### STATED EXERCISE
Without omitting anything, return the records precisely as given.

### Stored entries
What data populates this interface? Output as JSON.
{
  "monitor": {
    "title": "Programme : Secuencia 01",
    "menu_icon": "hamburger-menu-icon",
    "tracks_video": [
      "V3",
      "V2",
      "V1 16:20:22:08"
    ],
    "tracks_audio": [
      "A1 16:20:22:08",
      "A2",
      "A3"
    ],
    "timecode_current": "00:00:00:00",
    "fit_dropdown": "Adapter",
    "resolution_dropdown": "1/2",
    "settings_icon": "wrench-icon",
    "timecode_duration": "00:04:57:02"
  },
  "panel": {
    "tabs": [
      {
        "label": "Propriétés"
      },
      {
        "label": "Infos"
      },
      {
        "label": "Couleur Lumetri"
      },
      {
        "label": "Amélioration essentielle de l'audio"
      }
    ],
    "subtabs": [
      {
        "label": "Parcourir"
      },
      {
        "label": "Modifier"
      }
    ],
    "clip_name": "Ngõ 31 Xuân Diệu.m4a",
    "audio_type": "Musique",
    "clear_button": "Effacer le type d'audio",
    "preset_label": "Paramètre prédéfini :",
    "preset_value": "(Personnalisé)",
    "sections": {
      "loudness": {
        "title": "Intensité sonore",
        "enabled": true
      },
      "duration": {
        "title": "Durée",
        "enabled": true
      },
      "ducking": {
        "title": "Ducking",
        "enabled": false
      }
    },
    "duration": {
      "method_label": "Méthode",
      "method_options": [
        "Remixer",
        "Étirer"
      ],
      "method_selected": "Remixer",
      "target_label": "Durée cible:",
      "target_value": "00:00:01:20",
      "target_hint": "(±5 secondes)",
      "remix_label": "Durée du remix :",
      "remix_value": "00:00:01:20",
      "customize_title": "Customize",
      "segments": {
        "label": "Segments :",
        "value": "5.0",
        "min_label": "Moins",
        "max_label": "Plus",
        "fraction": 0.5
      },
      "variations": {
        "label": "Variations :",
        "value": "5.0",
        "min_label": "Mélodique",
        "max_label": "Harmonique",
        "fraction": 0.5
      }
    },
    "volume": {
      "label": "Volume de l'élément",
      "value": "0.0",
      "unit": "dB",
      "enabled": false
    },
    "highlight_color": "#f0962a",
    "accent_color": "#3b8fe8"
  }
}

### FULL RESPONSE
What data populates this interface? Output as JSON.
{
  "monitor": {
    "title": "Programme : Secuencia 01",
    "menu_icon": "hamburger-menu-icon",
    "tracks_video": [
      "V3",
      "V2",
      "V1 16:20:22:08"
    ],
    "tracks_audio": [
      "A1 16:20:22:08",
      "A2",
      "A3"
    ],
    "timecode_current": "00:00:00:00",
    "fit_dropdown": "Adapter",
    "resolution_dropdown": "1/2",
    "settings_icon": "wrench-icon",
    "timecode_duration": "00:04:57:02"
  },
  "panel": {
    "tabs": [
      {
        "label": "Propriétés"
      },
      {
        "label": "Infos"
      },
      {
        "label": "Couleur Lumetri"
      },
      {
        "label": "Amélioration essentielle de l'audio"
      }
    ],
    "subtabs": [
      {
        "label": "Parcourir"
      },
      {
        "label": "Modifier"
      }
    ],
    "clip_name": "Ngõ 31 Xuân Diệu.m4a",
    "audio_type": "Musique",
    "clear_button": "Effacer le type d'audio",
    "preset_label": "Paramètre prédéfini :",
    "preset_value": "(Personnalisé)",
    "sections": {
      "loudness": {
        "title": "Intensité sonore",
        "enabled": true
      },
      "duration": {
        "title": "Durée",
        "enabled": true
      },
      "ducking": {
        "title": "Ducking",
        "enabled": false
      }
    },
    "duration": {
      "method_label": "Méthode",
      "method_options": [
        "Remixer",
        "Étirer"
      ],
      "method_selected": "Remixer",
      "target_label": "Durée cible:",
      "target_value": "00:00:01:20",
      "target_hint": "(±5 secondes)",
      "remix_label": "Durée du remix :",
      "remix_value": "00:00:01:20",
      "customize_title": "Customize",
      "segments": {
        "label": "Segments :",
        "value": "5.0",
        "min_label": "Moins",
        "max_label": "Plus",
        "fraction": 0.5
      },
      "variations": {
        "label": "Variations :",
        "value": "5.0",
        "min_label": "Mélodique",
        "max_label": "Harmonique",
        "fraction": 0.5
      }
    },
    "volume": {
      "label": "Volume de l'élément",
      "value": "0.0",
      "unit": "dB",
      "enabled": false
    },
    "highlight_color": "#f0962a",
    "accent_color": "#3b8fe8"
  }
}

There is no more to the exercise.